■ **Your goal**
Here are some records; return them all exactly.

■ **Recorded data**
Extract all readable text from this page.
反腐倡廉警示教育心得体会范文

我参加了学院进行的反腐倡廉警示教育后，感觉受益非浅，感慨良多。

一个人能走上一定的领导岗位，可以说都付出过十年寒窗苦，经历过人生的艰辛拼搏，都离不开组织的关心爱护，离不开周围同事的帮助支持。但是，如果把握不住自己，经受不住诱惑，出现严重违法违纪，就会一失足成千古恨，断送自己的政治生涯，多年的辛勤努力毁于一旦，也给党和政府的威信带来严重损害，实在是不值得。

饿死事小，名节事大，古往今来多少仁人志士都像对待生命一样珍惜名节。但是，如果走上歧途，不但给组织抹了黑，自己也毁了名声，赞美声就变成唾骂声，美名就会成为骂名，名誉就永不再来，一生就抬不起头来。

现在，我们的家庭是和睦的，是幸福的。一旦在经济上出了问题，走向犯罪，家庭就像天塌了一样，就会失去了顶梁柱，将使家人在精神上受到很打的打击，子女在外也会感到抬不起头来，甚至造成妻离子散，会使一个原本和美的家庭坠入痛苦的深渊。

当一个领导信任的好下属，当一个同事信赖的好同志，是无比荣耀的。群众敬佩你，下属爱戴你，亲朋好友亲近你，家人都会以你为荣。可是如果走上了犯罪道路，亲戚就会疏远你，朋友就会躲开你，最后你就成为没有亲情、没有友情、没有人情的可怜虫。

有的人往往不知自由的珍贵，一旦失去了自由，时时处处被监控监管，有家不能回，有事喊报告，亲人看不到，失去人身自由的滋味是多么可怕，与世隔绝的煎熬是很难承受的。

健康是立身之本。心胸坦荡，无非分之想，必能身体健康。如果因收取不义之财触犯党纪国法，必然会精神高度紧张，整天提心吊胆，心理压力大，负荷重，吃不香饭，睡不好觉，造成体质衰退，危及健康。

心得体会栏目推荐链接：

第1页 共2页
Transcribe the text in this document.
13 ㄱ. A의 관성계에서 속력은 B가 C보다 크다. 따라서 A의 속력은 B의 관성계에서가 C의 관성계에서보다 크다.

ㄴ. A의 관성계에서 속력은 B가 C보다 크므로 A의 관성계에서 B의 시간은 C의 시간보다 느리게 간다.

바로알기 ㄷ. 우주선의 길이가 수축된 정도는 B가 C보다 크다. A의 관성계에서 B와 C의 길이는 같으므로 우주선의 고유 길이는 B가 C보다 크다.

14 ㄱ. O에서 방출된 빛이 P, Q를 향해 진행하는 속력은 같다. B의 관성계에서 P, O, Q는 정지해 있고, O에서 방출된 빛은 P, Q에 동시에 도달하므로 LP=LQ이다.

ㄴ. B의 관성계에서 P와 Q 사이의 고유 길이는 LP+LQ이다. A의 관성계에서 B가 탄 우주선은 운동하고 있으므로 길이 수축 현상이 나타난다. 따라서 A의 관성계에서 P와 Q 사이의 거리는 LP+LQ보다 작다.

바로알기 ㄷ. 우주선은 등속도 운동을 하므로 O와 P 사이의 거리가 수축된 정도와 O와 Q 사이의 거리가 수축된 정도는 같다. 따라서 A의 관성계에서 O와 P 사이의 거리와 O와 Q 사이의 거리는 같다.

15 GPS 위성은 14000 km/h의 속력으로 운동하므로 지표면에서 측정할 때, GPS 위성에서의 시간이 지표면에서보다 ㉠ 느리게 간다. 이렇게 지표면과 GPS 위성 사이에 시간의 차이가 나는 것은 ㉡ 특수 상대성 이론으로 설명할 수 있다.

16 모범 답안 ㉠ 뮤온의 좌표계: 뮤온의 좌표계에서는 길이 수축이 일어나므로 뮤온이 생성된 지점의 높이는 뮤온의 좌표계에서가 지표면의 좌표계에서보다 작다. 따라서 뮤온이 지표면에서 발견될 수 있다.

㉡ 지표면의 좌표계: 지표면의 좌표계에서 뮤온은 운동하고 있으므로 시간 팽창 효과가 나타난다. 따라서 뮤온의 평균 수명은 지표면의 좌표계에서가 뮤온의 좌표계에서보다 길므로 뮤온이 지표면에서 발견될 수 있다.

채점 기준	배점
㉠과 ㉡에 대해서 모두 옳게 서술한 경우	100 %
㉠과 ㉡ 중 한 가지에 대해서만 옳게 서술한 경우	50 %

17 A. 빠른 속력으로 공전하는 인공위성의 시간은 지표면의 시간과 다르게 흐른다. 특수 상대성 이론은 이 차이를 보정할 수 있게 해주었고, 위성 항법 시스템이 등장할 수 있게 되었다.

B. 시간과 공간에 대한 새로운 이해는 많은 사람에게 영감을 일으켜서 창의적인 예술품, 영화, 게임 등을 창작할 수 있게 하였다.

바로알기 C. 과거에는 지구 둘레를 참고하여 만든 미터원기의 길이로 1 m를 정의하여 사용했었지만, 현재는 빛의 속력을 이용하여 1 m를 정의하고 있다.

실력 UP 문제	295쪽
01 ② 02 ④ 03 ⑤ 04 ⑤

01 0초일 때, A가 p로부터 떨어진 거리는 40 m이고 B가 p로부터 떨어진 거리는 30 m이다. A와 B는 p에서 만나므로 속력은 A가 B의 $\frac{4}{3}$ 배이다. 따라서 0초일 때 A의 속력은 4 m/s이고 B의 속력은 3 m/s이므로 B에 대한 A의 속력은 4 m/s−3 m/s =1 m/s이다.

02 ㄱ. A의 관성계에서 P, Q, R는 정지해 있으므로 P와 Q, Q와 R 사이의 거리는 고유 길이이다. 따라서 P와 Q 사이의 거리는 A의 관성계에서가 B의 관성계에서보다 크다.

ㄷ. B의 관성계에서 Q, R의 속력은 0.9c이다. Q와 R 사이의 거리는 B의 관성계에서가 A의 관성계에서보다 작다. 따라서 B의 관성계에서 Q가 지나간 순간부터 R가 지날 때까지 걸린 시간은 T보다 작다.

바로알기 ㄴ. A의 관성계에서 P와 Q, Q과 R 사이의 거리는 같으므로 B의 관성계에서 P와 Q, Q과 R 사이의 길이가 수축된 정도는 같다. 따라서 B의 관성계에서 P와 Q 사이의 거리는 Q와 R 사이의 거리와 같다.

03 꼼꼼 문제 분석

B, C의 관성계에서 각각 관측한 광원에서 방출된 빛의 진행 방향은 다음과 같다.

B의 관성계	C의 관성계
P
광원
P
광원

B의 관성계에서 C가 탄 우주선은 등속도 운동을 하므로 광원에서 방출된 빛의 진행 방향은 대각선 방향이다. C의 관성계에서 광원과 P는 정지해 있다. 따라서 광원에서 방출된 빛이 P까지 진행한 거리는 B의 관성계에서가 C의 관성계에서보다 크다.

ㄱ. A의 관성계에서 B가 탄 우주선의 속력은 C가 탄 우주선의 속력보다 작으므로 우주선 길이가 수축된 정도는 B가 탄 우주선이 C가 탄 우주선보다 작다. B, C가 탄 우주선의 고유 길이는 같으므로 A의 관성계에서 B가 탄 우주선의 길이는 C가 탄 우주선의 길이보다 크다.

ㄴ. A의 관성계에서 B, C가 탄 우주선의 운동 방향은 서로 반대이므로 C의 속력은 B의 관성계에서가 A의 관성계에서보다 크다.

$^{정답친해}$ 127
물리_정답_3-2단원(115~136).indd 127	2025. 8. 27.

■ **Exercise result**
Extract all readable text from this page.
反腐倡廉警示教育心得体会范文

我参加了学院进行的反腐倡廉警示教育后，感觉受益非浅，感慨良多。

一个人能走上一定的领导岗位，可以说都付出过十年寒窗苦，经历过人生的艰辛拼搏，都离不开组织的关心爱护，离不开周围同事的帮助支持。但是，如果把握不住自己，经受不住诱惑，出现严重违法违纪，就会一失足成千古恨，断送自己的政治生涯，多年的辛勤努力毁于一旦，也给党和政府的威信带来严重损害，实在是不值得。

饿死事小，名节事大，古往今来多少仁人志士都像对待生命一样珍惜名节。但是，如果走上歧途，不但给组织抹了黑，自己也毁了名声，赞美声就变成唾骂声，美名就会成为骂名，名誉就永不再来，一生就抬不起头来。

现在，我们的家庭是和睦的，是幸福的。一旦在经济上出了问题，走向犯罪，家庭就像天塌了一样，就会失去了顶梁柱，将使家人在精神上受到很打的打击，子女在外也会感到抬不起头来，甚至造成妻离子散，会使一个原本和美的家庭坠入痛苦的深渊。

当一个领导信任的好下属，当一个同事信赖的好同志，是无比荣耀的。群众敬佩你，下属爱戴你，亲朋好友亲近你，家人都会以你为荣。可是如果走上了犯罪道路，亲戚就会疏远你，朋友就会躲开你，最后你就成为没有亲情、没有友情、没有人情的可怜虫。

有的人往往不知自由的珍贵，一旦失去了自由，时时处处被监控监管，有家不能回，有事喊报告，亲人看不到，失去人身自由的滋味是多么可怕，与世隔绝的煎熬是很难承受的。

健康是立身之本。心胸坦荡，无非分之想，必能身体健康。如果因收取不义之财触犯党纪国法，必然会精神高度紧张，整天提心吊胆，心理压力大，负荷重，吃不香饭，睡不好觉，造成体质衰退，危及健康。

心得体会栏目推荐链接：

第1页 共2页
Transcribe the text in this document.
13 ㄱ. A의 관성계에서 속력은 B가 C보다 크다. 따라서 A의 속력은 B의 관성계에서가 C의 관성계에서보다 크다.

ㄴ. A의 관성계에서 속력은 B가 C보다 크므로 A의 관성계에서 B의 시간은 C의 시간보다 느리게 간다.

바로알기 ㄷ. 우주선의 길이가 수축된 정도는 B가 C보다 크다. A의 관성계에서 B와 C의 길이는 같으므로 우주선의 고유 길이는 B가 C보다 크다.

14 ㄱ. O에서 방출된 빛이 P, Q를 향해 진행하는 속력은 같다. B의 관성계에서 P, O, Q는 정지해 있고, O에서 방출된 빛은 P, Q에 동시에 도달하므로 LP=LQ이다.

ㄴ. B의 관성계에서 P와 Q 사이의 고유 길이는 LP+LQ이다. A의 관성계에서 B가 탄 우주선은 운동하고 있으므로 길이 수축 현상이 나타난다. 따라서 A의 관성계에서 P와 Q 사이의 거리는 LP+LQ보다 작다.

바로알기 ㄷ. 우주선은 등속도 운동을 하므로 O와 P 사이의 거리가 수축된 정도와 O와 Q 사이의 거리가 수축된 정도는 같다. 따라서 A의 관성계에서 O와 P 사이의 거리와 O와 Q 사이의 거리는 같다.

15 GPS 위성은 14000 km/h의 속력으로 운동하므로 지표면에서 측정할 때, GPS 위성에서의 시간이 지표면에서보다 ㉠ 느리게 간다. 이렇게 지표면과 GPS 위성 사이에 시간의 차이가 나는 것은 ㉡ 특수 상대성 이론으로 설명할 수 있다.

16 모범 답안 ㉠ 뮤온의 좌표계: 뮤온의 좌표계에서는 길이 수축이 일어나므로 뮤온이 생성된 지점의 높이는 뮤온의 좌표계에서가 지표면의 좌표계에서보다 작다. 따라서 뮤온이 지표면에서 발견될 수 있다.

㉡ 지표면의 좌표계: 지표면의 좌표계에서 뮤온은 운동하고 있으므로 시간 팽창 효과가 나타난다. 따라서 뮤온의 평균 수명은 지표면의 좌표계에서가 뮤온의 좌표계에서보다 길므로 뮤온이 지표면에서 발견될 수 있다.

채점 기준	배점
㉠과 ㉡에 대해서 모두 옳게 서술한 경우	100 %
㉠과 ㉡ 중 한 가지에 대해서만 옳게 서술한 경우	50 %

17 A. 빠른 속력으로 공전하는 인공위성의 시간은 지표면의 시간과 다르게 흐른다. 특수 상대성 이론은 이 차이를 보정할 수 있게 해주었고, 위성 항법 시스템이 등장할 수 있게 되었다.

B. 시간과 공간에 대한 새로운 이해는 많은 사람에게 영감을 일으켜서 창의적인 예술품, 영화, 게임 등을 창작할 수 있게 하였다.

바로알기 C. 과거에는 지구 둘레를 참고하여 만든 미터원기의 길이로 1 m를 정의하여 사용했었지만, 현재는 빛의 속력을 이용하여 1 m를 정의하고 있다.

실력 UP 문제	295쪽
01 ② 02 ④ 03 ⑤ 04 ⑤

01 0초일 때, A가 p로부터 떨어진 거리는 40 m이고 B가 p로부터 떨어진 거리는 30 m이다. A와 B는 p에서 만나므로 속력은 A가 B의 $\frac{4}{3}$ 배이다. 따라서 0초일 때 A의 속력은 4 m/s이고 B의 속력은 3 m/s이므로 B에 대한 A의 속력은 4 m/s−3 m/s =1 m/s이다.

02 ㄱ. A의 관성계에서 P, Q, R는 정지해 있으므로 P와 Q, Q와 R 사이의 거리는 고유 길이이다. 따라서 P와 Q 사이의 거리는 A의 관성계에서가 B의 관성계에서보다 크다.

ㄷ. B의 관성계에서 Q, R의 속력은 0.9c이다. Q와 R 사이의 거리는 B의 관성계에서가 A의 관성계에서보다 작다. 따라서 B의 관성계에서 Q가 지나간 순간부터 R가 지날 때까지 걸린 시간은 T보다 작다.

바로알기 ㄴ. A의 관성계에서 P와 Q, Q과 R 사이의 거리는 같으므로 B의 관성계에서 P와 Q, Q과 R 사이의 길이가 수축된 정도는 같다. 따라서 B의 관성계에서 P와 Q 사이의 거리는 Q와 R 사이의 거리와 같다.

03 꼼꼼 문제 분석

B, C의 관성계에서 각각 관측한 광원에서 방출된 빛의 진행 방향은 다음과 같다.

B의 관성계	C의 관성계
P
광원
P
광원

B의 관성계에서 C가 탄 우주선은 등속도 운동을 하므로 광원에서 방출된 빛의 진행 방향은 대각선 방향이다. C의 관성계에서 광원과 P는 정지해 있다. 따라서 광원에서 방출된 빛이 P까지 진행한 거리는 B의 관성계에서가 C의 관성계에서보다 크다.

ㄱ. A의 관성계에서 B가 탄 우주선의 속력은 C가 탄 우주선의 속력보다 작으므로 우주선 길이가 수축된 정도는 B가 탄 우주선이 C가 탄 우주선보다 작다. B, C가 탄 우주선의 고유 길이는 같으므로 A의 관성계에서 B가 탄 우주선의 길이는 C가 탄 우주선의 길이보다 크다.

ㄴ. A의 관성계에서 B, C가 탄 우주선의 운동 방향은 서로 반대이므로 C의 속력은 B의 관성계에서가 A의 관성계에서보다 크다.

$^{정답친해}$ 127
물리_정답_3-2단원(115~136).indd 127	2025. 8. 27.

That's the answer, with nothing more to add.